*Exercise brief*.
Records follow. Select each line holding "country".

== Extracted material ==

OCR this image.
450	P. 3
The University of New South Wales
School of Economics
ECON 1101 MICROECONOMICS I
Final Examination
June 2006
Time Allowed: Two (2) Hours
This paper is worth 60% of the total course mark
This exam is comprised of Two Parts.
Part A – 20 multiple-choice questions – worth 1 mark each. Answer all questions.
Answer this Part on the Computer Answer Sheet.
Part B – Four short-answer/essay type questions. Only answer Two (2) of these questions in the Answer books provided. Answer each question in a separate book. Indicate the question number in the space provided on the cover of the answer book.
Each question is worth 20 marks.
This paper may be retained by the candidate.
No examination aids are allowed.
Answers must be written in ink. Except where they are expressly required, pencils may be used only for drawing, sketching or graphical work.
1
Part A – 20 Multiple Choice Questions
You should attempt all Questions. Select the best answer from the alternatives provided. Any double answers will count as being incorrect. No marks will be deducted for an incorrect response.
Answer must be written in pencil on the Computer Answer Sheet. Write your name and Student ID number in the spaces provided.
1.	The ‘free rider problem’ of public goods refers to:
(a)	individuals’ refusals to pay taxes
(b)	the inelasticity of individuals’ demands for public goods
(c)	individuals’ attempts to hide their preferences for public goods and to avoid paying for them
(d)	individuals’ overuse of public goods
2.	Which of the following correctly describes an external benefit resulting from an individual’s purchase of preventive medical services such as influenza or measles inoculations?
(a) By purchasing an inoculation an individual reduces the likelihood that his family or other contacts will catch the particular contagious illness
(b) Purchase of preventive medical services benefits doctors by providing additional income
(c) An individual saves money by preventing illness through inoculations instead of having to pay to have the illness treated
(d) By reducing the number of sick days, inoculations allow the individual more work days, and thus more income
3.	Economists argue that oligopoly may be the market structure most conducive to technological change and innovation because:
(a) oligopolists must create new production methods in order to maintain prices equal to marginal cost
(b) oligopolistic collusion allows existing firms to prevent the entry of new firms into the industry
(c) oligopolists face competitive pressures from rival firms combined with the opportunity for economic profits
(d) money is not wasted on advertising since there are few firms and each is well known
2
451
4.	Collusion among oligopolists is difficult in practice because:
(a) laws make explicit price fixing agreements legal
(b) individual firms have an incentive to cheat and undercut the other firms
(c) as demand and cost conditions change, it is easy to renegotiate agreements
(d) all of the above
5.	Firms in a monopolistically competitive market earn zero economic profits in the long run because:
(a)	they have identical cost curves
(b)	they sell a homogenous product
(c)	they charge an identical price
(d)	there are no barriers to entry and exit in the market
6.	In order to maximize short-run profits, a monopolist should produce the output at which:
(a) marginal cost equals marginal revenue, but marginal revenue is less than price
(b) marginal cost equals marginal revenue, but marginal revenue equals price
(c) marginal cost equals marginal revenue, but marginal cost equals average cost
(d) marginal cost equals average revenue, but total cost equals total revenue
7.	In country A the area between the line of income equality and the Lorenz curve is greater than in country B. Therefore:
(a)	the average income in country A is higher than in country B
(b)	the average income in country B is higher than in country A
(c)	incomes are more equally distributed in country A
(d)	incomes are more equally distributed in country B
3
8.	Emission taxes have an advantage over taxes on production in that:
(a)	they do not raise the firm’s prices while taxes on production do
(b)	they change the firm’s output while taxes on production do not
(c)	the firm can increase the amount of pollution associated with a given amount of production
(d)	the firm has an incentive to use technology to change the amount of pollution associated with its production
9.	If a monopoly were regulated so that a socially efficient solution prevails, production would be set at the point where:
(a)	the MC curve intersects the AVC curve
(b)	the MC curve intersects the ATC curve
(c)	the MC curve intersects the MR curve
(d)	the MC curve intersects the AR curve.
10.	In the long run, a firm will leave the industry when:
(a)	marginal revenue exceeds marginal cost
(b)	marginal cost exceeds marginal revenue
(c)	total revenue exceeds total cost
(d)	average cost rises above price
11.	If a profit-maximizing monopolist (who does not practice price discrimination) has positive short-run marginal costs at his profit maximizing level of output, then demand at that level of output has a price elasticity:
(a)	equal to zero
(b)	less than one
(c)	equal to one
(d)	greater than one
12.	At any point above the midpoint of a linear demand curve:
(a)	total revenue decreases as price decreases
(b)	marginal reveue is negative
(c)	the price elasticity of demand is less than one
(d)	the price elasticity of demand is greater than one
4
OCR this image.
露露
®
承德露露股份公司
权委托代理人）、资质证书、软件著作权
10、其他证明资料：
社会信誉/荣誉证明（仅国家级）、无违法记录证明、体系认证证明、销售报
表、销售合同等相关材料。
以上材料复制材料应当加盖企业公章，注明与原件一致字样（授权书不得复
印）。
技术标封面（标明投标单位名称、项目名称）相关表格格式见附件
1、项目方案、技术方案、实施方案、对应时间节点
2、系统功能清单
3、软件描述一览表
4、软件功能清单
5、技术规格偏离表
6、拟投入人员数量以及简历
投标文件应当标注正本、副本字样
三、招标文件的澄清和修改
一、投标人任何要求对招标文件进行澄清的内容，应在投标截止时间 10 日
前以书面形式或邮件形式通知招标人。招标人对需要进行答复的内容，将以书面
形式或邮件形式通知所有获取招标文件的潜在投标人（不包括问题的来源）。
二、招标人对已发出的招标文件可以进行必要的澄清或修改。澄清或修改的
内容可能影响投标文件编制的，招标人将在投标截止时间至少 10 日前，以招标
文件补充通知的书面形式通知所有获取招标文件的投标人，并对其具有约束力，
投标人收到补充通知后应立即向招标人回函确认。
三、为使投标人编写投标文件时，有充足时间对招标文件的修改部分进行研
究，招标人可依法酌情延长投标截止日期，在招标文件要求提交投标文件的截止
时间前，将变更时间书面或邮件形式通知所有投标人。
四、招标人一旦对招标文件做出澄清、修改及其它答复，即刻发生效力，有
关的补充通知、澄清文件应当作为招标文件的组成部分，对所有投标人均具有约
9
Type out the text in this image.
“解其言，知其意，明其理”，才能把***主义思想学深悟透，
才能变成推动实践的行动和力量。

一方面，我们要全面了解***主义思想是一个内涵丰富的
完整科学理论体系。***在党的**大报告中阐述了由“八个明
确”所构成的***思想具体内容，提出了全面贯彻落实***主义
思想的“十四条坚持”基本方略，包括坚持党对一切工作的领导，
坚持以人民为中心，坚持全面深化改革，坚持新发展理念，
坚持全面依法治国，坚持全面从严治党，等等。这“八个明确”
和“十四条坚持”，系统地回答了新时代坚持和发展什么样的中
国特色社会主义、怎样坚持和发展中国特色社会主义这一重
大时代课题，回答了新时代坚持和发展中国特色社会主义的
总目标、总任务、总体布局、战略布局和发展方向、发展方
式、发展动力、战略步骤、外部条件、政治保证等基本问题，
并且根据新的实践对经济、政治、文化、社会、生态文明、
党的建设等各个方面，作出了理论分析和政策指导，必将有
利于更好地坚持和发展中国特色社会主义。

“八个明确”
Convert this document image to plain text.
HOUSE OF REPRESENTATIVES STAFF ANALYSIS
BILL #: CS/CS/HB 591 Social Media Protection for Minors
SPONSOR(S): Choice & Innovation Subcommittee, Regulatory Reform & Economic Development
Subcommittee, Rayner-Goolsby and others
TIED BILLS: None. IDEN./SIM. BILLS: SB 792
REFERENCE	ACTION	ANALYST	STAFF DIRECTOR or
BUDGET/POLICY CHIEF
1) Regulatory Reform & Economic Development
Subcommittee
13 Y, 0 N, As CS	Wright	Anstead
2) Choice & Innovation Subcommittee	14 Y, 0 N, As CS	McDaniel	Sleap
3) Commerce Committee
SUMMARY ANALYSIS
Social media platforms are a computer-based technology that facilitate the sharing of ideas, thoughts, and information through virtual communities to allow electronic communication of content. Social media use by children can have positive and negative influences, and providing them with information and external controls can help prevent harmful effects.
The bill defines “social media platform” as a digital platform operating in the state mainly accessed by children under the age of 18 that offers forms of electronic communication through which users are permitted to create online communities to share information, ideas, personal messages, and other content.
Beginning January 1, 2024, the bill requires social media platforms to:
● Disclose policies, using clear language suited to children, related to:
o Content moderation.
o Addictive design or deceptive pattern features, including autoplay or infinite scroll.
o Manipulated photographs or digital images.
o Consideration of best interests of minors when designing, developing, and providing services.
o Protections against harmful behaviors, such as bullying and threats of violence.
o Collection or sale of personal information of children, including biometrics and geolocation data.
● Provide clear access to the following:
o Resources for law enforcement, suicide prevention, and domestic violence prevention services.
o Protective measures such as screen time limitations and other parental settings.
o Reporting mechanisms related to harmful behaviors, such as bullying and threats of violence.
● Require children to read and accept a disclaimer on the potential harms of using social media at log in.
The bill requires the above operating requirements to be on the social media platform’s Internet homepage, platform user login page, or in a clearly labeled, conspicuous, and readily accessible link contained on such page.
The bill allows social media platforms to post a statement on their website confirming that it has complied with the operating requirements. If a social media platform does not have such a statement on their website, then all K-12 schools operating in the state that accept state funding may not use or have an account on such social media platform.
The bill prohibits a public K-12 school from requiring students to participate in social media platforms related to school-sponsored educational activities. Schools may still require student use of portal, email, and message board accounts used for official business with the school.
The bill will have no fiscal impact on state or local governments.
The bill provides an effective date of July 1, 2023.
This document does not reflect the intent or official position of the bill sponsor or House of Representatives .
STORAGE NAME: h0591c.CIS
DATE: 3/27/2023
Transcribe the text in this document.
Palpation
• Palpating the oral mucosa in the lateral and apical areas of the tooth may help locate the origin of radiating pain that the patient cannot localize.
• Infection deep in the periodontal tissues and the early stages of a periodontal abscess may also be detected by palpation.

===

*Response*.
7.	In country A the area between the line of income equality and the Lorenz curve is greater than in country B. Therefore:
(a)	the average income in country A is higher than in country B
(b)	the average income in country B is higher than in country A
(c)	incomes are more equally distributed in country A
(d)	incomes are more equally distributed in country B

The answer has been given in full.